## What you are asked to do:
In the entries that follow, count each line containing "type" and state the total, nothing more.

[Excerpt from a dataset]
## Begin

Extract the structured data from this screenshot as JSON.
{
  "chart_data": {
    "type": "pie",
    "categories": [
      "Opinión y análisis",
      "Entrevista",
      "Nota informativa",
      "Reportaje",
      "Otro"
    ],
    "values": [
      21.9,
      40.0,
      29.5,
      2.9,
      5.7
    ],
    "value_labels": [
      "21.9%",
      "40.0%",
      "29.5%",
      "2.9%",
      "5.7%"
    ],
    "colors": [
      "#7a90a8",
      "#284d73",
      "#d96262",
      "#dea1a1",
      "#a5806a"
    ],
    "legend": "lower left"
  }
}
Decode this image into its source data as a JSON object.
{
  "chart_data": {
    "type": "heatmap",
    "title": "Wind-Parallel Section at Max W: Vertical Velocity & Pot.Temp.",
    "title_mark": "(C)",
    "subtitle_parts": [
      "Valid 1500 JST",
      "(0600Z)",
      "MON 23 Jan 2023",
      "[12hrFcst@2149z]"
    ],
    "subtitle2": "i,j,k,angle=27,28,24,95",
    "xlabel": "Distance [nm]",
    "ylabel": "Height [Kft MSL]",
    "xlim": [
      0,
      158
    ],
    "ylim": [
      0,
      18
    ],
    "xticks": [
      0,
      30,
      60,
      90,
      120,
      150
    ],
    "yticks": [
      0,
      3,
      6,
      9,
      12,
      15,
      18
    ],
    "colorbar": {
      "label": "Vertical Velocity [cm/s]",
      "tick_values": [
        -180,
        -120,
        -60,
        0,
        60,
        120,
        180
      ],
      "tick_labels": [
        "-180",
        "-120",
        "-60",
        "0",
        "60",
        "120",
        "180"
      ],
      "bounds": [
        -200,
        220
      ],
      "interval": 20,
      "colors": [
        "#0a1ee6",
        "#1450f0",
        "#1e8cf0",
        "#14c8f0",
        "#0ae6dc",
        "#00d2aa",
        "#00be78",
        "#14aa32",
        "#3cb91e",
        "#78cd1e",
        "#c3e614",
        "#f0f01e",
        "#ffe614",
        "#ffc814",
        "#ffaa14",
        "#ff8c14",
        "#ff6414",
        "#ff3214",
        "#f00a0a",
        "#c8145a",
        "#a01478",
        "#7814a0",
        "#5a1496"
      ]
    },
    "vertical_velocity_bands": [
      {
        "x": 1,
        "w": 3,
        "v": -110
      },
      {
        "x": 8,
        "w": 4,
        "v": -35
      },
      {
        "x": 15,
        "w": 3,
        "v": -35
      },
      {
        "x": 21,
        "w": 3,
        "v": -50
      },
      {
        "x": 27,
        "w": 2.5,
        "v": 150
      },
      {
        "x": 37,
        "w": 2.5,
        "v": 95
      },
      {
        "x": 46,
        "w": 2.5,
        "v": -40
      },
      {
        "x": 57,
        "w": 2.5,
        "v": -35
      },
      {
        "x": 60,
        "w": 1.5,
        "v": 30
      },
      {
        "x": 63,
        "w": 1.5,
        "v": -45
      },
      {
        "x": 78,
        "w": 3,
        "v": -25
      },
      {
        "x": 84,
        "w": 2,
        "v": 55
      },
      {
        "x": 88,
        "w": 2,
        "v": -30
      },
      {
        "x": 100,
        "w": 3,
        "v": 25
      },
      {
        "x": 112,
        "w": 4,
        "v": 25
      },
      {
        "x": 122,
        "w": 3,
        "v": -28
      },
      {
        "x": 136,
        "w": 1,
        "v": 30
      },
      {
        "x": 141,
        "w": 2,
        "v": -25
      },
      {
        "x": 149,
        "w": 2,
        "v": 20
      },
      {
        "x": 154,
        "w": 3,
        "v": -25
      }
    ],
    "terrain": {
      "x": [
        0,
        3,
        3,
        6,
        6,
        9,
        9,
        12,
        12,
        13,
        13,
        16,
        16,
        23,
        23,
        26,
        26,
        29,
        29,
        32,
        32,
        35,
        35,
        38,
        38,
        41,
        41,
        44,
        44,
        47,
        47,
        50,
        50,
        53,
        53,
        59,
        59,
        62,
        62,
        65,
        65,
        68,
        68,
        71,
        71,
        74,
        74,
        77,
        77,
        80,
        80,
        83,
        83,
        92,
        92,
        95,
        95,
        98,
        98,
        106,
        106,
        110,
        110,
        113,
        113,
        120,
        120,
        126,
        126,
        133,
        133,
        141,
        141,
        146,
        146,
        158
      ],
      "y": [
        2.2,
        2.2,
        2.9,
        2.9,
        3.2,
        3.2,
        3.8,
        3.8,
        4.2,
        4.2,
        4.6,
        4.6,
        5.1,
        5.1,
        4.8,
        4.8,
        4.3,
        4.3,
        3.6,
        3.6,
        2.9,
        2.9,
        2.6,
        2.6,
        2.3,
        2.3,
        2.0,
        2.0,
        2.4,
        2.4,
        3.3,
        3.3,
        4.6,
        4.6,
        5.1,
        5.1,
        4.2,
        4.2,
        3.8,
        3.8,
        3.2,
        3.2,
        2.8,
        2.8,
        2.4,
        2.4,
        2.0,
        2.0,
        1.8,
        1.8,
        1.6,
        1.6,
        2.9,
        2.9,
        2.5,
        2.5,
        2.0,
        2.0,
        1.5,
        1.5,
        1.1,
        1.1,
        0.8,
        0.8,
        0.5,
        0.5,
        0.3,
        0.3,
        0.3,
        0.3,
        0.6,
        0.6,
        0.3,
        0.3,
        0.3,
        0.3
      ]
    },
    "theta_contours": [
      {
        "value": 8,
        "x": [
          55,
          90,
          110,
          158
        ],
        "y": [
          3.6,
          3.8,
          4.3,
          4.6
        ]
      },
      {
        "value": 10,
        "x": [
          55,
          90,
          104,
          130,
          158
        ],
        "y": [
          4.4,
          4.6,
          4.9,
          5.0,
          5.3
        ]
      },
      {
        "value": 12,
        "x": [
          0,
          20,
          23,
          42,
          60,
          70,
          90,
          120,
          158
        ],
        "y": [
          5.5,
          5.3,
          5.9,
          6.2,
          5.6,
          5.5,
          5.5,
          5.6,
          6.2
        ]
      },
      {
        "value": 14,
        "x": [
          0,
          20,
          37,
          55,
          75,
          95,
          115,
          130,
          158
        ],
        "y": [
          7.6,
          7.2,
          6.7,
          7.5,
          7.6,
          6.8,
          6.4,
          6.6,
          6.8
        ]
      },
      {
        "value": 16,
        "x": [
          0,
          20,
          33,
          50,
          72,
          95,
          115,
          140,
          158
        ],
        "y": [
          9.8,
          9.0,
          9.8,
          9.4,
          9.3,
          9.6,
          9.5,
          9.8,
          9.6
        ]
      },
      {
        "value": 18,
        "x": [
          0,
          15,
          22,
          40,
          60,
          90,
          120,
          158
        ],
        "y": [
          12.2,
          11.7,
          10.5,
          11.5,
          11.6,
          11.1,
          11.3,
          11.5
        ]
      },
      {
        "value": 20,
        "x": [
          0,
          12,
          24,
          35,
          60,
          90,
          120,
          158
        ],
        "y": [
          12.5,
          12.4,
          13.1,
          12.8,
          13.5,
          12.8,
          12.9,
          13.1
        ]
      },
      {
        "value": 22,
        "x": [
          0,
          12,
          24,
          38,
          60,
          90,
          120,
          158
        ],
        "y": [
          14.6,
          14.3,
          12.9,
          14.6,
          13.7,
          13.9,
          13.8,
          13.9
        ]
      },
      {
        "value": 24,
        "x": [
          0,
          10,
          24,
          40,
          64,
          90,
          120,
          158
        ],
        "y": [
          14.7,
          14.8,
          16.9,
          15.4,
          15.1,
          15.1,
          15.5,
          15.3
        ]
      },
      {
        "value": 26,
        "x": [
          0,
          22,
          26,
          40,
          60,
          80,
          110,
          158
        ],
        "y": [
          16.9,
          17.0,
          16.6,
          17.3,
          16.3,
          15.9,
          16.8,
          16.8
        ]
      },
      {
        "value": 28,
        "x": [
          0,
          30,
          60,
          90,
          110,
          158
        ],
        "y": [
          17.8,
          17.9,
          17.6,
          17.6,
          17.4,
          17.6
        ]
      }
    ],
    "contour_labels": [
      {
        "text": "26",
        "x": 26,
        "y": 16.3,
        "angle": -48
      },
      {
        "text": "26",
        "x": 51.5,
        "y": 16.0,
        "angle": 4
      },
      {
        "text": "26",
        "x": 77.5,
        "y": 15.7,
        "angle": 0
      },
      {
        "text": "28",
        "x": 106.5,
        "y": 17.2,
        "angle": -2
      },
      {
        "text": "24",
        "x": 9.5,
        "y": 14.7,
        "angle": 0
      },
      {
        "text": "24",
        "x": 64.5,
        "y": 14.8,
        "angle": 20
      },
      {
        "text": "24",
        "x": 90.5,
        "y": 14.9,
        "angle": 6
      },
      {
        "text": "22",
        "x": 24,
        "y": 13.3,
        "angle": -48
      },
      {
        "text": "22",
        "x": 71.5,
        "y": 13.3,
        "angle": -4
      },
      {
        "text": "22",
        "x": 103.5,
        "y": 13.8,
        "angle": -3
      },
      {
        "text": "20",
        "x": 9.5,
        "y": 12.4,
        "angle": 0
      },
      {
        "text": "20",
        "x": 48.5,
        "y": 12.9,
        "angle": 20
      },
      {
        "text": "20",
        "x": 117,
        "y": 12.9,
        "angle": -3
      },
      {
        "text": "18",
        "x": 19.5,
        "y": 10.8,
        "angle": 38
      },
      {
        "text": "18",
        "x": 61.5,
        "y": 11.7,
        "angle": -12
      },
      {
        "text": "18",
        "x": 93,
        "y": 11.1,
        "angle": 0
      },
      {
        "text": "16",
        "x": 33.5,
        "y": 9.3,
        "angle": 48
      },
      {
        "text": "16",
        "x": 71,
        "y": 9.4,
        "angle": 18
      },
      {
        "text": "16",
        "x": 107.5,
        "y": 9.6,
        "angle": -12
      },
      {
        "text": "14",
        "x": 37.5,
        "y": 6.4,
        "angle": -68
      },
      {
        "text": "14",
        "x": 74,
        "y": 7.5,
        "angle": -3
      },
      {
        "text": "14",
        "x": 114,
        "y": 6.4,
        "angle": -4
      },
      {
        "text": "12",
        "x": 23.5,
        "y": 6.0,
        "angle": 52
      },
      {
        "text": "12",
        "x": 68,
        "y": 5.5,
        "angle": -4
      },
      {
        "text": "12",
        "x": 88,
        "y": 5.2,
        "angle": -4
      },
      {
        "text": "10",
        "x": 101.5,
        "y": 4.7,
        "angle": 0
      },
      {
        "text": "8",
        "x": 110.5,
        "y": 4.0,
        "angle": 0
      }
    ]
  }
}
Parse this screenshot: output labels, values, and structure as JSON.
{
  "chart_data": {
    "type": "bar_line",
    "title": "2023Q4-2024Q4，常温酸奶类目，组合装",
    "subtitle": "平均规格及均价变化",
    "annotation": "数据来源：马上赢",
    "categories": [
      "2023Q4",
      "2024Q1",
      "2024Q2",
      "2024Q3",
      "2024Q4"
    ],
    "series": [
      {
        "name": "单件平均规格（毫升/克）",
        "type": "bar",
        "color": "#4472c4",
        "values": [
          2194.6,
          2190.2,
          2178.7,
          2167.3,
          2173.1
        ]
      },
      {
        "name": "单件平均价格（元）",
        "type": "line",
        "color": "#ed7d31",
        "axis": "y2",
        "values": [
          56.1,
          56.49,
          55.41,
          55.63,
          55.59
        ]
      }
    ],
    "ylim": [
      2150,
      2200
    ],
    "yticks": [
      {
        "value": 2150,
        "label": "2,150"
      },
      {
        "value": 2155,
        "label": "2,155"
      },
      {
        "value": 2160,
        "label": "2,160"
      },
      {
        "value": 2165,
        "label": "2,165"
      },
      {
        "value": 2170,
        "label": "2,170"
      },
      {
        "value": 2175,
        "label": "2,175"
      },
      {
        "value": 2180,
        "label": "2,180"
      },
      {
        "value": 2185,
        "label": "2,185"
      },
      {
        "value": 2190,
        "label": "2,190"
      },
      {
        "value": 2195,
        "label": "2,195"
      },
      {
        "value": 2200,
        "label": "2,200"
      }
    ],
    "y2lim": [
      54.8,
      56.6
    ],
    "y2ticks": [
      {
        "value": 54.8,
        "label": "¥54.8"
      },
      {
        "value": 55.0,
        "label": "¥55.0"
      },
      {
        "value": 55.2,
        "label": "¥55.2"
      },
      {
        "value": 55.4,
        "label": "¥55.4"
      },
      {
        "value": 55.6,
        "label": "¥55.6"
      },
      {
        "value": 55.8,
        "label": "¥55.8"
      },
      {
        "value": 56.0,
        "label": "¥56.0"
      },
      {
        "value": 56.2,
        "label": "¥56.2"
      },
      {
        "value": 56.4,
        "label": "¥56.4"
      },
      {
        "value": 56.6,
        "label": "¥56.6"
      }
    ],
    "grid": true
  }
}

## End

## Answer:
5